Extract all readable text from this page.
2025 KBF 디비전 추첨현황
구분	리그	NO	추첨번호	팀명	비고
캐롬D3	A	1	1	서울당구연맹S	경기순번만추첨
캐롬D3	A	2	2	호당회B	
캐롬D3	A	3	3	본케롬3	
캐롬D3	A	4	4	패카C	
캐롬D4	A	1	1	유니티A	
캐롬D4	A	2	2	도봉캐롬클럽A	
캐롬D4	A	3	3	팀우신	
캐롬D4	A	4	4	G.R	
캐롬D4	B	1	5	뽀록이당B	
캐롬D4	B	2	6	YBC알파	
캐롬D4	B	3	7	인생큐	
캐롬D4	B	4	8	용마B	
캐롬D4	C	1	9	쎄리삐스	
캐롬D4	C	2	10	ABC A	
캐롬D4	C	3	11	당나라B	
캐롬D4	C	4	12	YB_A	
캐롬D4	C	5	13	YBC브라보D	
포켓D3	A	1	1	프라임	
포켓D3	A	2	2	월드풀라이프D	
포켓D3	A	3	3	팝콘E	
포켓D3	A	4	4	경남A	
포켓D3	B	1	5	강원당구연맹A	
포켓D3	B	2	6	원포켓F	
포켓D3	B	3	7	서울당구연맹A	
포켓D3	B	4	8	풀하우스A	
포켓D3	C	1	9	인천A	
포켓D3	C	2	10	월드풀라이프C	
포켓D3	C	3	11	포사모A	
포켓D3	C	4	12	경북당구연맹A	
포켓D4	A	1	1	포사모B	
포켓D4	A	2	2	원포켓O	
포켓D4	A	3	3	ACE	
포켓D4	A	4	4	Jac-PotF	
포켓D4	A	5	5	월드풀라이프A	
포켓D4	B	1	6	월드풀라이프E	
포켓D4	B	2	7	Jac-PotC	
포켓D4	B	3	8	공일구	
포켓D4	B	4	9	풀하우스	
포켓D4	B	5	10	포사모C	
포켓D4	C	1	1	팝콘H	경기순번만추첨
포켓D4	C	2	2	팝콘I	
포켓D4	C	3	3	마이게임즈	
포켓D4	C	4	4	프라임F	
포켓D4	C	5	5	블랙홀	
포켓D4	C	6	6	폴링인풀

------------------------------------

Stated task: Repeat each of the entries above precisely as given.

Expected output:
Extract all readable text from this page.
2025 KBF 디비전 추첨현황
구분	리그	NO	추첨번호	팀명	비고
캐롬D3	A	1	1	서울당구연맹S	경기순번만추첨
캐롬D3	A	2	2	호당회B	
캐롬D3	A	3	3	본케롬3	
캐롬D3	A	4	4	패카C	
캐롬D4	A	1	1	유니티A	
캐롬D4	A	2	2	도봉캐롬클럽A	
캐롬D4	A	3	3	팀우신	
캐롬D4	A	4	4	G.R	
캐롬D4	B	1	5	뽀록이당B	
캐롬D4	B	2	6	YBC알파	
캐롬D4	B	3	7	인생큐	
캐롬D4	B	4	8	용마B	
캐롬D4	C	1	9	쎄리삐스	
캐롬D4	C	2	10	ABC A	
캐롬D4	C	3	11	당나라B	
캐롬D4	C	4	12	YB_A	
캐롬D4	C	5	13	YBC브라보D	
포켓D3	A	1	1	프라임	
포켓D3	A	2	2	월드풀라이프D	
포켓D3	A	3	3	팝콘E	
포켓D3	A	4	4	경남A	
포켓D3	B	1	5	강원당구연맹A	
포켓D3	B	2	6	원포켓F	
포켓D3	B	3	7	서울당구연맹A	
포켓D3	B	4	8	풀하우스A	
포켓D3	C	1	9	인천A	
포켓D3	C	2	10	월드풀라이프C	
포켓D3	C	3	11	포사모A	
포켓D3	C	4	12	경북당구연맹A	
포켓D4	A	1	1	포사모B	
포켓D4	A	2	2	원포켓O	
포켓D4	A	3	3	ACE	
포켓D4	A	4	4	Jac-PotF	
포켓D4	A	5	5	월드풀라이프A	
포켓D4	B	1	6	월드풀라이프E	
포켓D4	B	2	7	Jac-PotC	
포켓D4	B	3	8	공일구	
포켓D4	B	4	9	풀하우스	
포켓D4	B	5	10	포사모C	
포켓D4	C	1	1	팝콘H	경기순번만추첨
포켓D4	C	2	2	팝콘I	
포켓D4	C	3	3	마이게임즈	
포켓D4	C	4	4	프라임F	
포켓D4	C	5	5	블랙홀	
포켓D4	C	6	6	폴링인풀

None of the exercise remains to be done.